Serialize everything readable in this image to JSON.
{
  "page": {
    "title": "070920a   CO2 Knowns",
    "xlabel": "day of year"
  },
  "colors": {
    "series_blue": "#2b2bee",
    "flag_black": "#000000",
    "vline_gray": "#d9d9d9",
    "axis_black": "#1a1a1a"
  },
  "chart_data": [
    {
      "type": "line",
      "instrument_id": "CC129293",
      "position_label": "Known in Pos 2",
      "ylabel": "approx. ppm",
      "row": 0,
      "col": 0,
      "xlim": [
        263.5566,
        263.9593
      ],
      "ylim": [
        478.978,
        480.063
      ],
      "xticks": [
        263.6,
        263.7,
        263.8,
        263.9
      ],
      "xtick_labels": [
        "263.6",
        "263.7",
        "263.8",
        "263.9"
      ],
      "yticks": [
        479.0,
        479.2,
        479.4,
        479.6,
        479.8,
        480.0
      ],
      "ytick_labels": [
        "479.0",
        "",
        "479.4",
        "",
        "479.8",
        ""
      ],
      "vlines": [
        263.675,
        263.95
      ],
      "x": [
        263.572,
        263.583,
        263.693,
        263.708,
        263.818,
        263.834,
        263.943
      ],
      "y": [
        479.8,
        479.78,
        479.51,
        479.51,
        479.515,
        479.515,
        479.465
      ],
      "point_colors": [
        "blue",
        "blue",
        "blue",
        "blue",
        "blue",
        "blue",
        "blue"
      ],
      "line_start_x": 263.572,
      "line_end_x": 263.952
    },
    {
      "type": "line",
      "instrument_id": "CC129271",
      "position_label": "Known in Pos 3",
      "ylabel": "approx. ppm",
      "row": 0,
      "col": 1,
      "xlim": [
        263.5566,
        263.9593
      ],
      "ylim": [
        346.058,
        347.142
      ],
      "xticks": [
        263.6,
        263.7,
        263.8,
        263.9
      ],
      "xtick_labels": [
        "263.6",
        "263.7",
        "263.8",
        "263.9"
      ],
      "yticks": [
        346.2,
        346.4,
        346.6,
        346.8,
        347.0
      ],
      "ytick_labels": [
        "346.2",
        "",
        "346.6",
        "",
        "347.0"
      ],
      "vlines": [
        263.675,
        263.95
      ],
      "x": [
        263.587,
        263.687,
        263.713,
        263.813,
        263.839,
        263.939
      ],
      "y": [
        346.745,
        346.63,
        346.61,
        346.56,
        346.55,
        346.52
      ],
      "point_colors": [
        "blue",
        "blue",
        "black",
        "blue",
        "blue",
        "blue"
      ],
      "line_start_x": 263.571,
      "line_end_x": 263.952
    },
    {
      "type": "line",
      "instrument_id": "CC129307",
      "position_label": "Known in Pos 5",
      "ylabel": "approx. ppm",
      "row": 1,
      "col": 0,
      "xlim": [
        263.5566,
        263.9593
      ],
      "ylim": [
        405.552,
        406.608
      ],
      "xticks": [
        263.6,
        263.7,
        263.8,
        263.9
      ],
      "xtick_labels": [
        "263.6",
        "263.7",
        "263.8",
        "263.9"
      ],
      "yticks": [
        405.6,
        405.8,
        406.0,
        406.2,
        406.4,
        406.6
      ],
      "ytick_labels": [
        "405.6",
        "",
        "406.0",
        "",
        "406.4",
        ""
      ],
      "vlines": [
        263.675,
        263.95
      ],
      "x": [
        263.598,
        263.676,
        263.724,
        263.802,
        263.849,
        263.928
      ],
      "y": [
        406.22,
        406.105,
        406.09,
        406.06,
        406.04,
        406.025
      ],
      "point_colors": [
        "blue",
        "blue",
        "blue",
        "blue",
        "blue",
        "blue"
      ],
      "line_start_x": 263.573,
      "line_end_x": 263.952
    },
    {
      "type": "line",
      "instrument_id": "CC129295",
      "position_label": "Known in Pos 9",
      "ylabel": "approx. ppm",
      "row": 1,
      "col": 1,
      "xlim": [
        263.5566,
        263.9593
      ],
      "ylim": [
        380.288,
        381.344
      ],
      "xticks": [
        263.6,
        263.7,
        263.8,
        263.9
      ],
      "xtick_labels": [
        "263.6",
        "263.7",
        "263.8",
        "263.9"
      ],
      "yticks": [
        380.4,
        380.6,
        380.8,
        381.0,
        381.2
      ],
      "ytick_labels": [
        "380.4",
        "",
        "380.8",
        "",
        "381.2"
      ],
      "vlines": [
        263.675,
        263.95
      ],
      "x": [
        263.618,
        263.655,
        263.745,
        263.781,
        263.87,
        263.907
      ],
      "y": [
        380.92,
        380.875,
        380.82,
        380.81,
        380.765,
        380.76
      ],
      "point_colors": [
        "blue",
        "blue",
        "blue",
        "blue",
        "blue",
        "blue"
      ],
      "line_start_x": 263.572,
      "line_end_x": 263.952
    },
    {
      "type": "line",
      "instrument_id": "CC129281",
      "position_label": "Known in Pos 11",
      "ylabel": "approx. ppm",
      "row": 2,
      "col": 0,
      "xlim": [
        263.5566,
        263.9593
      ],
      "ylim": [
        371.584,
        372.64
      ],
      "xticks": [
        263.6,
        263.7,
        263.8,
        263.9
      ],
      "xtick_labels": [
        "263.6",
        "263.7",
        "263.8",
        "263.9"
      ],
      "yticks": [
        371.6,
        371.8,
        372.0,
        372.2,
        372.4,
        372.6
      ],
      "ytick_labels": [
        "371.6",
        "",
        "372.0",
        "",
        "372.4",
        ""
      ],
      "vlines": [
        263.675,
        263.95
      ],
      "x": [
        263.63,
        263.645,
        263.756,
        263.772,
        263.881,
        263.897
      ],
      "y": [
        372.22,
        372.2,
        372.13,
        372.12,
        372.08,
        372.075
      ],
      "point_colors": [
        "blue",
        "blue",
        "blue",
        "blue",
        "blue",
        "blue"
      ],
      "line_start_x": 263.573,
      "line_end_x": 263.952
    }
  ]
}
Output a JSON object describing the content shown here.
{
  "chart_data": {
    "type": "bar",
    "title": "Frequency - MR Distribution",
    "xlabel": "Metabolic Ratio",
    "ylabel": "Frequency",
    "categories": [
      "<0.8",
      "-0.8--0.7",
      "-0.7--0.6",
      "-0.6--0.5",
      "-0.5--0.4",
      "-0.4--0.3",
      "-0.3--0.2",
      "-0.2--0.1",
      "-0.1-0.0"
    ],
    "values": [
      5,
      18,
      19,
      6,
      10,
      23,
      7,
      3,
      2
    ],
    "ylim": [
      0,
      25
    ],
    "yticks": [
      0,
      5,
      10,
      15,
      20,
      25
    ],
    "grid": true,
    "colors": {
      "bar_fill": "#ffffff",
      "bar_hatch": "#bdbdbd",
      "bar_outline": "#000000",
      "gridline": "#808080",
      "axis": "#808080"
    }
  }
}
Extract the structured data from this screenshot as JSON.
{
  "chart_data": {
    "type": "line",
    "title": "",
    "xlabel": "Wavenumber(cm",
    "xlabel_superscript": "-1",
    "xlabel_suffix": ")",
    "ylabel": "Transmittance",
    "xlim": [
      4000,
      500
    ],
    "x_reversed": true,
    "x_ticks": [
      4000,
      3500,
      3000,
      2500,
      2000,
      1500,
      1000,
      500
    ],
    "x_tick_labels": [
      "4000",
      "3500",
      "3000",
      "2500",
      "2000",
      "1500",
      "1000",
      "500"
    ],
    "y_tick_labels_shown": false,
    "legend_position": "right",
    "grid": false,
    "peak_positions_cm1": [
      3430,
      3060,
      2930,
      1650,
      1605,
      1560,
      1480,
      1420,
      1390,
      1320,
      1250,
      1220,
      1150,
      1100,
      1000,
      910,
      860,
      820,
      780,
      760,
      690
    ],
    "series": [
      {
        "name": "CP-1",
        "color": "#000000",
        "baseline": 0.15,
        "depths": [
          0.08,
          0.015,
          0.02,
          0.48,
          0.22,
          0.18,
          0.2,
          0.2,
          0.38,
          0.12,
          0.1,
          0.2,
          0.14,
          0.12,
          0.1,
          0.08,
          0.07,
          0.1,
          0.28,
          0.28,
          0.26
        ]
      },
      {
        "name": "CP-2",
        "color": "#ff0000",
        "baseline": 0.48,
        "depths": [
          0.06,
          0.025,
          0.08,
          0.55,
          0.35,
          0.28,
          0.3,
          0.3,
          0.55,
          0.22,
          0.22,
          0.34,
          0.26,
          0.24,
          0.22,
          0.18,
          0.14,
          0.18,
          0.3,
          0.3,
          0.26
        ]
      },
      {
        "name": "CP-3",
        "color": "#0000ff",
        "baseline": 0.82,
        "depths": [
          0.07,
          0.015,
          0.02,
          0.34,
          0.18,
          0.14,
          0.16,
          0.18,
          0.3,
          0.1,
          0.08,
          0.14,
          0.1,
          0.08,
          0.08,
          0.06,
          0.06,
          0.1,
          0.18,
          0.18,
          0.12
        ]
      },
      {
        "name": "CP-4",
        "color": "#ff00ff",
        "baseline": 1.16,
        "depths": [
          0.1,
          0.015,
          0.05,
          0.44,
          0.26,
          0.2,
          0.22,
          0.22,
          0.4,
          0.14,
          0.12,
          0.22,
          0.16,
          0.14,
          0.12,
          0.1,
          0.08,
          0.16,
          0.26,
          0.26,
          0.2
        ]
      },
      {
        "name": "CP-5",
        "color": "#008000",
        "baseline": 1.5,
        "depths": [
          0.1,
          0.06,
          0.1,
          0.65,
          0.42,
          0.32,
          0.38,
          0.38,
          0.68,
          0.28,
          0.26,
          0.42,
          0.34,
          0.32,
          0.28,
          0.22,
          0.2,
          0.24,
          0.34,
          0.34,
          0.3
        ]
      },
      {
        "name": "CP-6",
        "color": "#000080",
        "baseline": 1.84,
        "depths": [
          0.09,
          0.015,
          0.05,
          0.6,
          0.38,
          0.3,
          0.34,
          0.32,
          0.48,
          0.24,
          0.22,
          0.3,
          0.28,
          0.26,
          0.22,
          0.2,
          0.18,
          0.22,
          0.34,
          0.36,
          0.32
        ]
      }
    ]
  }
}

-=-=-

Requirements
Pull out all lines from the entries above that include the word "false".

Solved exercise
    "y_tick_labels_shown": false,
    "grid": false,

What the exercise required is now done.